# Start of Listed records

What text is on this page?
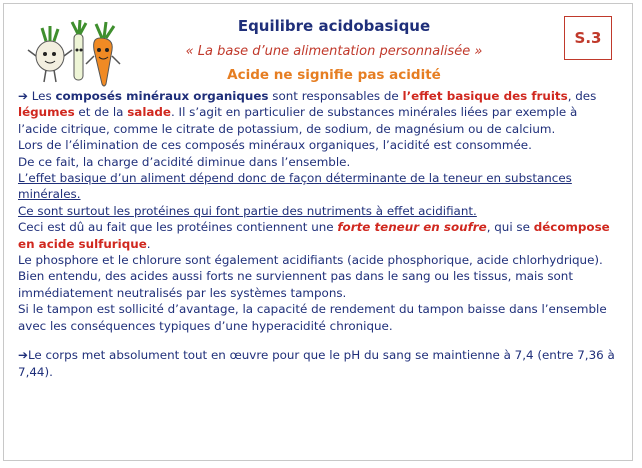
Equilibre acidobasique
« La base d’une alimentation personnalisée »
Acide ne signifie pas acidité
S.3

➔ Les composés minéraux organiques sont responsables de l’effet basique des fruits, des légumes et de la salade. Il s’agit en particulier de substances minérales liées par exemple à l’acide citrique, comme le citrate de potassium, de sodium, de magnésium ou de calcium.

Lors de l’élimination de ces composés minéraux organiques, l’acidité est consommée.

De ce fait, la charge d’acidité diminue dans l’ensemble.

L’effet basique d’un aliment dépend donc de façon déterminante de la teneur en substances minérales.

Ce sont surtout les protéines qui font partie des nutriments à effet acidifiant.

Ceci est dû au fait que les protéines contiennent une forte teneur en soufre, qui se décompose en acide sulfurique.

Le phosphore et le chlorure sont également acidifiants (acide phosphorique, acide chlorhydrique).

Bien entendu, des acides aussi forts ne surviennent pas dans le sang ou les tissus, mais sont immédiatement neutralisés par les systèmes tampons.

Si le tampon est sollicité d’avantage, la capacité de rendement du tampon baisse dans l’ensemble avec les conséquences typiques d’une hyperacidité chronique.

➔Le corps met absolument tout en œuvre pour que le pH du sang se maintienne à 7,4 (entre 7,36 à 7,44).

# End of Listed records

▶ **Stated task**: Quote the material word for word, dropping any images it holds.

▶ **In response**:
What text is on this page?
Equilibre acidobasique
« La base d’une alimentation personnalisée »
Acide ne signifie pas acidité
S.3

➔ Les composés minéraux organiques sont responsables de l’effet basique des fruits, des légumes et de la salade. Il s’agit en particulier de substances minérales liées par exemple à l’acide citrique, comme le citrate de potassium, de sodium, de magnésium ou de calcium.

Lors de l’élimination de ces composés minéraux organiques, l’acidité est consommée.

De ce fait, la charge d’acidité diminue dans l’ensemble.

L’effet basique d’un aliment dépend donc de façon déterminante de la teneur en substances minérales.

Ce sont surtout les protéines qui font partie des nutriments à effet acidifiant.

Ceci est dû au fait que les protéines contiennent une forte teneur en soufre, qui se décompose en acide sulfurique.

Le phosphore et le chlorure sont également acidifiants (acide phosphorique, acide chlorhydrique).

Bien entendu, des acides aussi forts ne surviennent pas dans le sang ou les tissus, mais sont immédiatement neutralisés par les systèmes tampons.

Si le tampon est sollicité d’avantage, la capacité de rendement du tampon baisse dans l’ensemble avec les conséquences typiques d’une hyperacidité chronique.

➔Le corps met absolument tout en œuvre pour que le pH du sang se maintienne à 7,4 (entre 7,36 à 7,44).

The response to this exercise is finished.